Task:
Return all lines below containing the word "meanPRQ".
— start of Task inputs —
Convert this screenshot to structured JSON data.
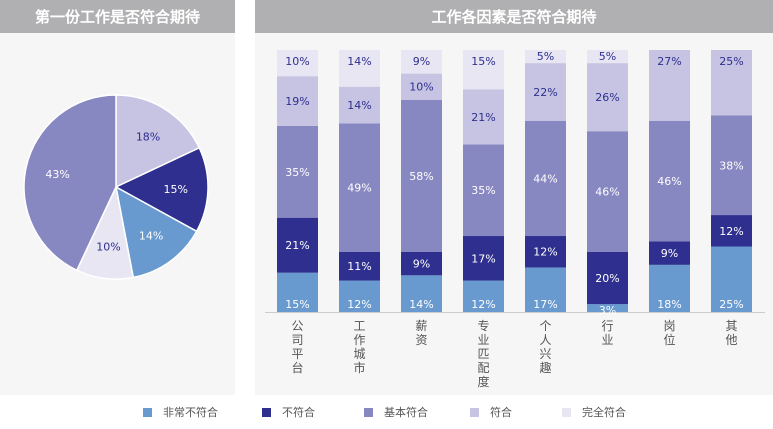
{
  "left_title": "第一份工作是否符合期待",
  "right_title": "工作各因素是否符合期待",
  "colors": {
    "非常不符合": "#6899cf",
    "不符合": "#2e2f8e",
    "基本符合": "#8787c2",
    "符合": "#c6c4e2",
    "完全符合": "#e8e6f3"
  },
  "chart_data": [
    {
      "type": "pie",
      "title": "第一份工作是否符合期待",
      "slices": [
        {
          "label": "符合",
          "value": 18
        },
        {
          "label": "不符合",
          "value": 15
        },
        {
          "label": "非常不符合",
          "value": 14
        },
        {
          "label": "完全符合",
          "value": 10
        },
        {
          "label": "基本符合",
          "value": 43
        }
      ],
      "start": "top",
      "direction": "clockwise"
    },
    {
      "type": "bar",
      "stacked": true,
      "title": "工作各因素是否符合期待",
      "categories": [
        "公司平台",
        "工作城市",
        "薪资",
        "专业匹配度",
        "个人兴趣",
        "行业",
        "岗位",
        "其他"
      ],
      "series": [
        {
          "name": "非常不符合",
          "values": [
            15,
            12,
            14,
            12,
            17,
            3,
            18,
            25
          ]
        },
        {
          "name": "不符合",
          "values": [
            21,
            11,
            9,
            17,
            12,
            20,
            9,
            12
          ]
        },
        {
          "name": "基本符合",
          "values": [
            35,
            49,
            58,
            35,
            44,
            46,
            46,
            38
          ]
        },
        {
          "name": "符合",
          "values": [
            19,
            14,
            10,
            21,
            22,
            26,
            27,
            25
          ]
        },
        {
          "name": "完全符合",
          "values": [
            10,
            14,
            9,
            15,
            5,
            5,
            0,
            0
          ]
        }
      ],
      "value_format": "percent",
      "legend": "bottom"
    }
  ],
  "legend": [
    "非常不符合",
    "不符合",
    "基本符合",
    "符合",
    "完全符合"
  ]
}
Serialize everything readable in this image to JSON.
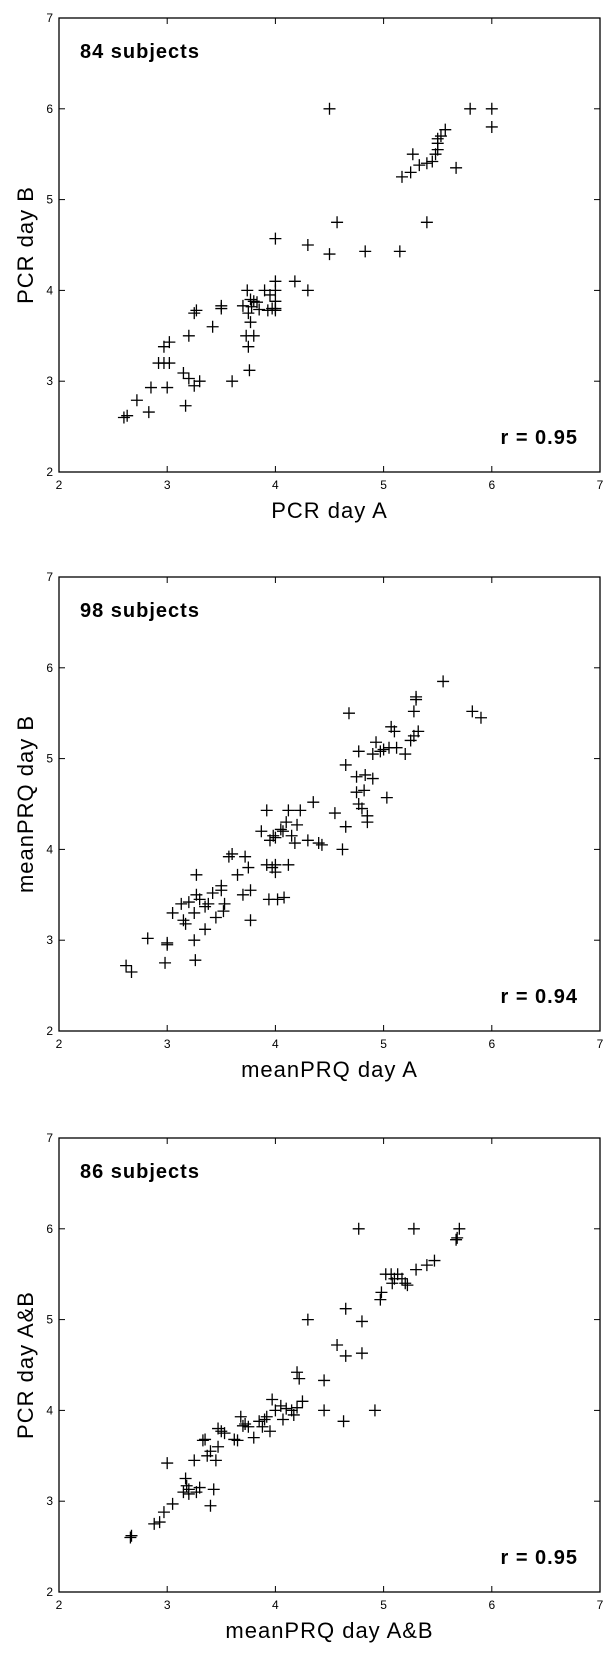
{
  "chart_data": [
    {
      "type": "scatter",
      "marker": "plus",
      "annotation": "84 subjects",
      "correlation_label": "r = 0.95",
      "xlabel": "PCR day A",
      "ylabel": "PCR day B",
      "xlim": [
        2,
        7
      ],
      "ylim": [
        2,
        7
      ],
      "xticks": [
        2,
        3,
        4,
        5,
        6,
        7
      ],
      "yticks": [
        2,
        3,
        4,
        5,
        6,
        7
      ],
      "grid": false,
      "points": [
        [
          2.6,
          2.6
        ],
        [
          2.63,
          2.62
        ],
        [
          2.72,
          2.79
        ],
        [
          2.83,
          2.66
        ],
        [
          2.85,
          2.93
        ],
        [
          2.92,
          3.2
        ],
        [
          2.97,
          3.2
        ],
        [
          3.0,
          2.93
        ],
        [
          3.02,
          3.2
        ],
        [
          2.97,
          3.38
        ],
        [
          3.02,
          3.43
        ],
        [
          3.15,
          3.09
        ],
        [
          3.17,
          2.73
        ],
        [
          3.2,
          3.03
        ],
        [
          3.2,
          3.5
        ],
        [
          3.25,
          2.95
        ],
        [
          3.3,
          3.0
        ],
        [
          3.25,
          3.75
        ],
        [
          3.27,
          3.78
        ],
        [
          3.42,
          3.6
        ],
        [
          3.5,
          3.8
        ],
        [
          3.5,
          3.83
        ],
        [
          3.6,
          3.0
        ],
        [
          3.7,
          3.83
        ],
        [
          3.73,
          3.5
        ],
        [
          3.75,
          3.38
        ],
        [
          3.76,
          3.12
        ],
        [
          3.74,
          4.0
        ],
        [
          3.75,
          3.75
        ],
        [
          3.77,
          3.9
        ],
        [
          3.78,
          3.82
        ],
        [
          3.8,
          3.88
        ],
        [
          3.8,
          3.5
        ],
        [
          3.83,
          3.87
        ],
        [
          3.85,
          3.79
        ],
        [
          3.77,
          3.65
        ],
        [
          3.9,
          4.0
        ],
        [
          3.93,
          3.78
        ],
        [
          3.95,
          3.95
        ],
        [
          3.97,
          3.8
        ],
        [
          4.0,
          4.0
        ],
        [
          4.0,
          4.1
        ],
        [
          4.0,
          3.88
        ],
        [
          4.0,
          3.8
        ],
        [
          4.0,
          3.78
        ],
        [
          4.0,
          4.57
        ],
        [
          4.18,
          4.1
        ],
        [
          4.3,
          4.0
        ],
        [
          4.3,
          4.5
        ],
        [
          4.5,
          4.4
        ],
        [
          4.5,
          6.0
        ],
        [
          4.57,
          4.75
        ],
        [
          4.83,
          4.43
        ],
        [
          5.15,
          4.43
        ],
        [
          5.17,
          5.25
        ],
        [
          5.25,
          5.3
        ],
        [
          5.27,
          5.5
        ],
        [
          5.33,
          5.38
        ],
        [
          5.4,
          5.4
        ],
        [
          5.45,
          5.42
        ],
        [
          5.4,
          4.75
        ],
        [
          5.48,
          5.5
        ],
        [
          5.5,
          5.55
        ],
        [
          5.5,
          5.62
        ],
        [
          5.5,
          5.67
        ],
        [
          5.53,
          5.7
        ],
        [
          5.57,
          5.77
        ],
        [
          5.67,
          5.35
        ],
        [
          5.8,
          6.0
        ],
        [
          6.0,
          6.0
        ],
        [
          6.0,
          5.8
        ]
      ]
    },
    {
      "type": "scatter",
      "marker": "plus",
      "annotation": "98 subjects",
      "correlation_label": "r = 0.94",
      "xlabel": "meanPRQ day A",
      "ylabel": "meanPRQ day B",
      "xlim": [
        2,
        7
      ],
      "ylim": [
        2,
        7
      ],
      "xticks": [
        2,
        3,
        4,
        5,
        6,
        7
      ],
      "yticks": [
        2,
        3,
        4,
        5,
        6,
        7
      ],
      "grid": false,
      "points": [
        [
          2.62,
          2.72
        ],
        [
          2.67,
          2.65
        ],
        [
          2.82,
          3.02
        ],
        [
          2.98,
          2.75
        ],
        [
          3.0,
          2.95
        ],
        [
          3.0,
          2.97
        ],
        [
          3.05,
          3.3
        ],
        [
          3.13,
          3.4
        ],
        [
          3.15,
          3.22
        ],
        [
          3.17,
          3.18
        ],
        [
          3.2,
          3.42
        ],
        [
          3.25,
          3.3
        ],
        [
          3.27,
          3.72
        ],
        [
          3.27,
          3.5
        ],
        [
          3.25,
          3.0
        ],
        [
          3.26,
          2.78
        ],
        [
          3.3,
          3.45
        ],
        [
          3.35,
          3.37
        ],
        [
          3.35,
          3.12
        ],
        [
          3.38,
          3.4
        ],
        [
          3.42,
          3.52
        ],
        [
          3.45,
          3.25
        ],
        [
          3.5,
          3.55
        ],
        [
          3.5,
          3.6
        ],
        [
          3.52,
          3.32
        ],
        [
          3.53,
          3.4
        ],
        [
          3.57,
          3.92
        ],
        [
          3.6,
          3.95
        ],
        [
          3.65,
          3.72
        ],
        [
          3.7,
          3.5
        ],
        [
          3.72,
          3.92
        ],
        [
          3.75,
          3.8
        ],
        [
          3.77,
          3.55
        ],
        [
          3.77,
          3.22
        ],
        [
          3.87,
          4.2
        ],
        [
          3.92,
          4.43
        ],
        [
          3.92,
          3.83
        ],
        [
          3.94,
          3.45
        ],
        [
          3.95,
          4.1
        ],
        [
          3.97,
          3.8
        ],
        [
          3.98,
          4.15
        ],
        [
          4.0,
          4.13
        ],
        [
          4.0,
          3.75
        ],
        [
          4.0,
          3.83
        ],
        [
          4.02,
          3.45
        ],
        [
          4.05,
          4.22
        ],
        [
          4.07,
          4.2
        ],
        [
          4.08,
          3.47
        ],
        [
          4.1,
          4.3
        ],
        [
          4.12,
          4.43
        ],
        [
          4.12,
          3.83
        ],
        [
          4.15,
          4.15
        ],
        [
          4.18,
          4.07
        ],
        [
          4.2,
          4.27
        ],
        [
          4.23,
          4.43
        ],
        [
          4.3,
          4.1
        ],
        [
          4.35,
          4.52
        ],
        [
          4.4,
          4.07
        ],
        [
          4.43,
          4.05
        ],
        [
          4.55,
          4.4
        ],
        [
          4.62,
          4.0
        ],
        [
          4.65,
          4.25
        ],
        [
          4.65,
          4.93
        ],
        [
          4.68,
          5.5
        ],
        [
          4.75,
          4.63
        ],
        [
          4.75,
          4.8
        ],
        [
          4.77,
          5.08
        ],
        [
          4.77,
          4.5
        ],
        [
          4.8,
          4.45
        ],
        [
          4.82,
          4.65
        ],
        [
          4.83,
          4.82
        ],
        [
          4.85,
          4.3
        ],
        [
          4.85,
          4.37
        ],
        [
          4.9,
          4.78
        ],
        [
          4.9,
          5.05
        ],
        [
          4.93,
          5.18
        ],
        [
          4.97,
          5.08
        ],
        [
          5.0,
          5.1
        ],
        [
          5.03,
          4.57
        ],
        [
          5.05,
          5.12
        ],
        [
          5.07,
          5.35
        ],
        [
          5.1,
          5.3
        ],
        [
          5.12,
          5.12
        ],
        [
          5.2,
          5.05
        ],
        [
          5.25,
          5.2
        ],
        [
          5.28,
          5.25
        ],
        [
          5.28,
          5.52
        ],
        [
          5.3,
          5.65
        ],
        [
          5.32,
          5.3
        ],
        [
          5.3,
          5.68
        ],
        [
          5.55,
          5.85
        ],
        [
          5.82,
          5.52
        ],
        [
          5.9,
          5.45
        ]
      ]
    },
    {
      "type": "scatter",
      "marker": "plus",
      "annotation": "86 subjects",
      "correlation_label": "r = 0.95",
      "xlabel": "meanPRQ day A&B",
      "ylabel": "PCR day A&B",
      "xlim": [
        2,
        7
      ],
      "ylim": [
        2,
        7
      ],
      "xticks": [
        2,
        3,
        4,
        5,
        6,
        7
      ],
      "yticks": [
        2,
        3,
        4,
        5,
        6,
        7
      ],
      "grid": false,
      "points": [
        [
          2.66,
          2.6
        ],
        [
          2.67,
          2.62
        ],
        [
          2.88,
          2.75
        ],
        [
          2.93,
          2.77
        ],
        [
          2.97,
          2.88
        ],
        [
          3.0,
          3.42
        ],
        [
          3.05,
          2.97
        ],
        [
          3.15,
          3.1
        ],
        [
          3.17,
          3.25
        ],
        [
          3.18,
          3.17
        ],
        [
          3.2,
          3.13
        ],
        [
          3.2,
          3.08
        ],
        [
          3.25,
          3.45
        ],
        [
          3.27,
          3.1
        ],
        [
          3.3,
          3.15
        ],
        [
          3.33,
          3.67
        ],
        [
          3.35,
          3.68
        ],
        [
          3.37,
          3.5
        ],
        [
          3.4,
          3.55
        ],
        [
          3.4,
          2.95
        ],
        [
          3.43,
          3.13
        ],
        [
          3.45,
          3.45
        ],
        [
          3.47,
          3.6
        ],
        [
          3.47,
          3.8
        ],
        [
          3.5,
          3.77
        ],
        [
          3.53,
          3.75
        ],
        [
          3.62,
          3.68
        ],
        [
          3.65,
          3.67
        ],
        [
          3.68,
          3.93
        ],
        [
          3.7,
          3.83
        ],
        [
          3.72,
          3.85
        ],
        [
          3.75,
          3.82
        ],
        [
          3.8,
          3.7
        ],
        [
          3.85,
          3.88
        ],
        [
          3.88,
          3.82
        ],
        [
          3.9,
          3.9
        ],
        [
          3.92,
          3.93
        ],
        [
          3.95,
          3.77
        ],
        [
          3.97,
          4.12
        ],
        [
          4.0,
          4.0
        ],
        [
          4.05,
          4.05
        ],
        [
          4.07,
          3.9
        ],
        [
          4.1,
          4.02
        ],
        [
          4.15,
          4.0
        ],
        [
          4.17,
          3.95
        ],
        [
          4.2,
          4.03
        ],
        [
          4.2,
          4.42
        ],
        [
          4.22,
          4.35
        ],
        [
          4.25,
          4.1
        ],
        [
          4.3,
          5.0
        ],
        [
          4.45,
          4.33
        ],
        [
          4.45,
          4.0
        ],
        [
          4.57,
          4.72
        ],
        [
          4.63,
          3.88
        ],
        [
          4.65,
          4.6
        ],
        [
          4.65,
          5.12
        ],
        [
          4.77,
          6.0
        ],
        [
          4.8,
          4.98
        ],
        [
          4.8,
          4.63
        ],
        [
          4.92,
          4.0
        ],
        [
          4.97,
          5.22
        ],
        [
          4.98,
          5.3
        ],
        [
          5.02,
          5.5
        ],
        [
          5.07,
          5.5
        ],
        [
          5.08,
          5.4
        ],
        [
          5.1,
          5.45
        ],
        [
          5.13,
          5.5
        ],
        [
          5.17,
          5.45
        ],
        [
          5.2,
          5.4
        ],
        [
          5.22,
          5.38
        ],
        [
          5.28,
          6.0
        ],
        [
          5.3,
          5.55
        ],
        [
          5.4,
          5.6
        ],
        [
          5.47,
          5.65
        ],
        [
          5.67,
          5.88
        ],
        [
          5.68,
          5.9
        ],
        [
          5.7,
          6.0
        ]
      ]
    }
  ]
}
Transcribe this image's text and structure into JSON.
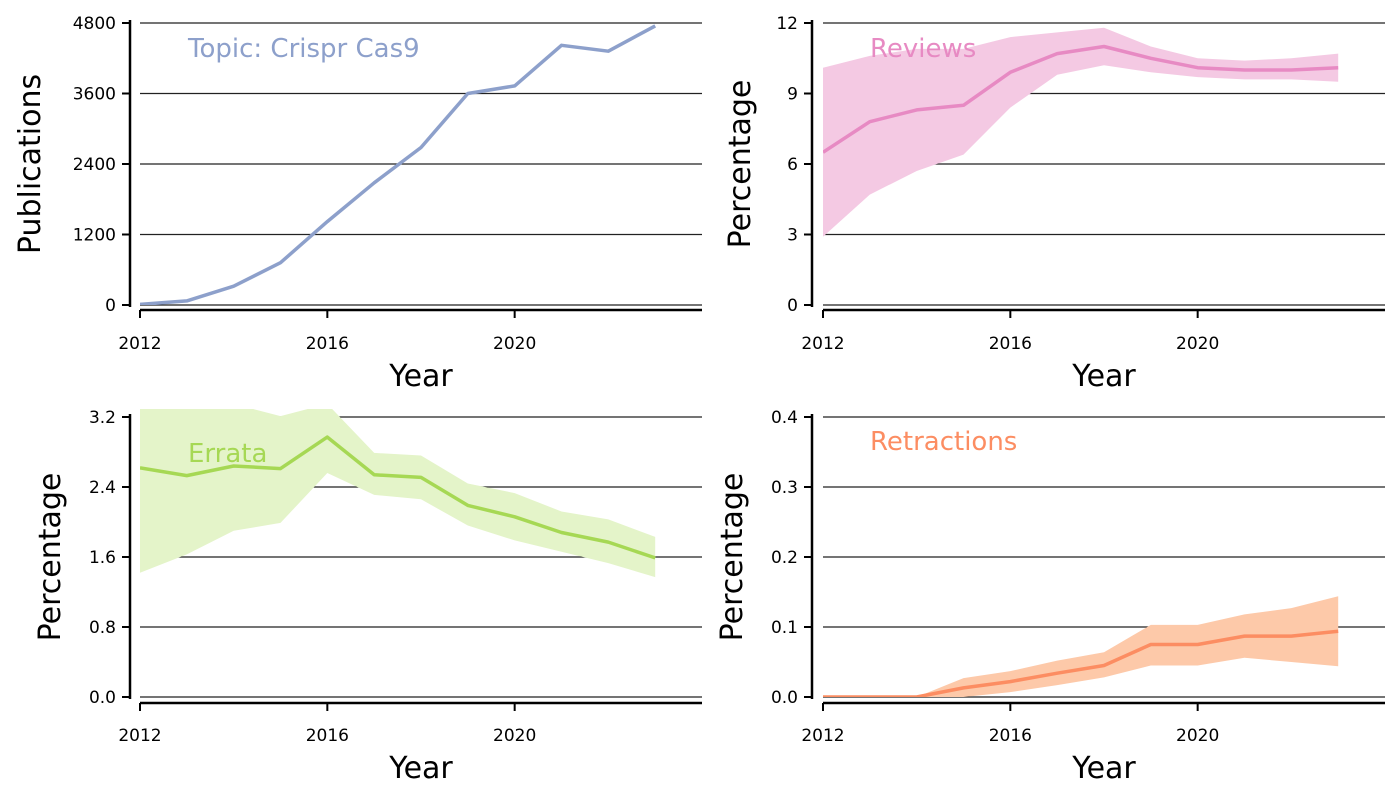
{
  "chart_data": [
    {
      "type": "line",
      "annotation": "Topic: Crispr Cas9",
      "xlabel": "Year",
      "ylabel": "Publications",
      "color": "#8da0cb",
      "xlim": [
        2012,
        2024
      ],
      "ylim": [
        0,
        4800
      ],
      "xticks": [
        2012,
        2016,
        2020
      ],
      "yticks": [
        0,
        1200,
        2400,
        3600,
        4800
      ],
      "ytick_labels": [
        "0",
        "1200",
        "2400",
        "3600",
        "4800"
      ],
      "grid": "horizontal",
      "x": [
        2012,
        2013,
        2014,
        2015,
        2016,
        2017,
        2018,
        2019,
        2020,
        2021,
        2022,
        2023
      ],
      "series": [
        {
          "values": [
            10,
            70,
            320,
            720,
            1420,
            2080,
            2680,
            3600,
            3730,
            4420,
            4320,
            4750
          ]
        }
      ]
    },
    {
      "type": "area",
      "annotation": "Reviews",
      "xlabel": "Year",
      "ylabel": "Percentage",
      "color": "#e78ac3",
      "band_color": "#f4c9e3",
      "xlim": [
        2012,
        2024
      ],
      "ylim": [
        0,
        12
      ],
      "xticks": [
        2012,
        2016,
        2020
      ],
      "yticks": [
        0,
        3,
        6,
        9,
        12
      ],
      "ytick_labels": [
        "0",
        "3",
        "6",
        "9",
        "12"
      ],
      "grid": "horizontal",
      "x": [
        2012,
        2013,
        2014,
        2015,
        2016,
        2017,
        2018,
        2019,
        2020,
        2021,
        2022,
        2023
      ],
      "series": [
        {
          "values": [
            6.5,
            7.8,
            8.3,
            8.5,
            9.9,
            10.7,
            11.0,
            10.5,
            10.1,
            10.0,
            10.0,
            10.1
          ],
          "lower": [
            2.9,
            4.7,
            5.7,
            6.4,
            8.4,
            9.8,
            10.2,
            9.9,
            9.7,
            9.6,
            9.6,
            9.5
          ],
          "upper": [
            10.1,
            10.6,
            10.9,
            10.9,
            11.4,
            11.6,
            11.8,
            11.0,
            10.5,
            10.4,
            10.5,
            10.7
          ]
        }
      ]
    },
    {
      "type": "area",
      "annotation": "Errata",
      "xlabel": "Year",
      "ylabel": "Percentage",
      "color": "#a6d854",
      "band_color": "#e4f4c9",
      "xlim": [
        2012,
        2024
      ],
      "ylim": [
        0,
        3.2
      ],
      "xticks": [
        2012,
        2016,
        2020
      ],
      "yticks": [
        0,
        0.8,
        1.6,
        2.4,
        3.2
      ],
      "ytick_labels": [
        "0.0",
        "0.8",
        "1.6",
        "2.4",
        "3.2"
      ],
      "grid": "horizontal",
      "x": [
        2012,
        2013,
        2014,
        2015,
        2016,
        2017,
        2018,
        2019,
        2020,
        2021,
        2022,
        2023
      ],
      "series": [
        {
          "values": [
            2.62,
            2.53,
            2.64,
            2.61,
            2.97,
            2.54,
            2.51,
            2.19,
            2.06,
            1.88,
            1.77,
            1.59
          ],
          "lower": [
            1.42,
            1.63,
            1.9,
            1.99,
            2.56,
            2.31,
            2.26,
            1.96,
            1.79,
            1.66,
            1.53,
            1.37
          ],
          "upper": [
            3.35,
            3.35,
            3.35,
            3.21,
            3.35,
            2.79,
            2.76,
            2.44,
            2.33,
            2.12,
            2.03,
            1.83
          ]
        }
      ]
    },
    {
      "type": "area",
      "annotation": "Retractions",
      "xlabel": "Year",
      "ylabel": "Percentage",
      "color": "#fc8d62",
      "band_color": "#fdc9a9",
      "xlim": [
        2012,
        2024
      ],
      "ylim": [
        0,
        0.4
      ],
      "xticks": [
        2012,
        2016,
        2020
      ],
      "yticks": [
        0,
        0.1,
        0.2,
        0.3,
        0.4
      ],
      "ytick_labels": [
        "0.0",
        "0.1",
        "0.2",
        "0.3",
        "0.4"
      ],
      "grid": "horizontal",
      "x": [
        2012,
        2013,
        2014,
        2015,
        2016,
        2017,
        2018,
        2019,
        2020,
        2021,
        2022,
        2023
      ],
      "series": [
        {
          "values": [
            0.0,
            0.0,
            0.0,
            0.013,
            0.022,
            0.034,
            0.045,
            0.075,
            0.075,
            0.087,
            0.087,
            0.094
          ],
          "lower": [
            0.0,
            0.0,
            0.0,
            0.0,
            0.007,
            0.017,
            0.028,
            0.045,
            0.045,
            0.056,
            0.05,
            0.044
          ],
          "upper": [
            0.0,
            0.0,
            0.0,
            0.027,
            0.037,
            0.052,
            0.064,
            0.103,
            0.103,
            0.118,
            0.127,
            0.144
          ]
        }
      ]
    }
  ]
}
— end of Task inputs —
Task output:
      "xlabel": "meanPRQ day A",
      "ylabel": "meanPRQ day B",
      "xlabel": "meanPRQ day A&B",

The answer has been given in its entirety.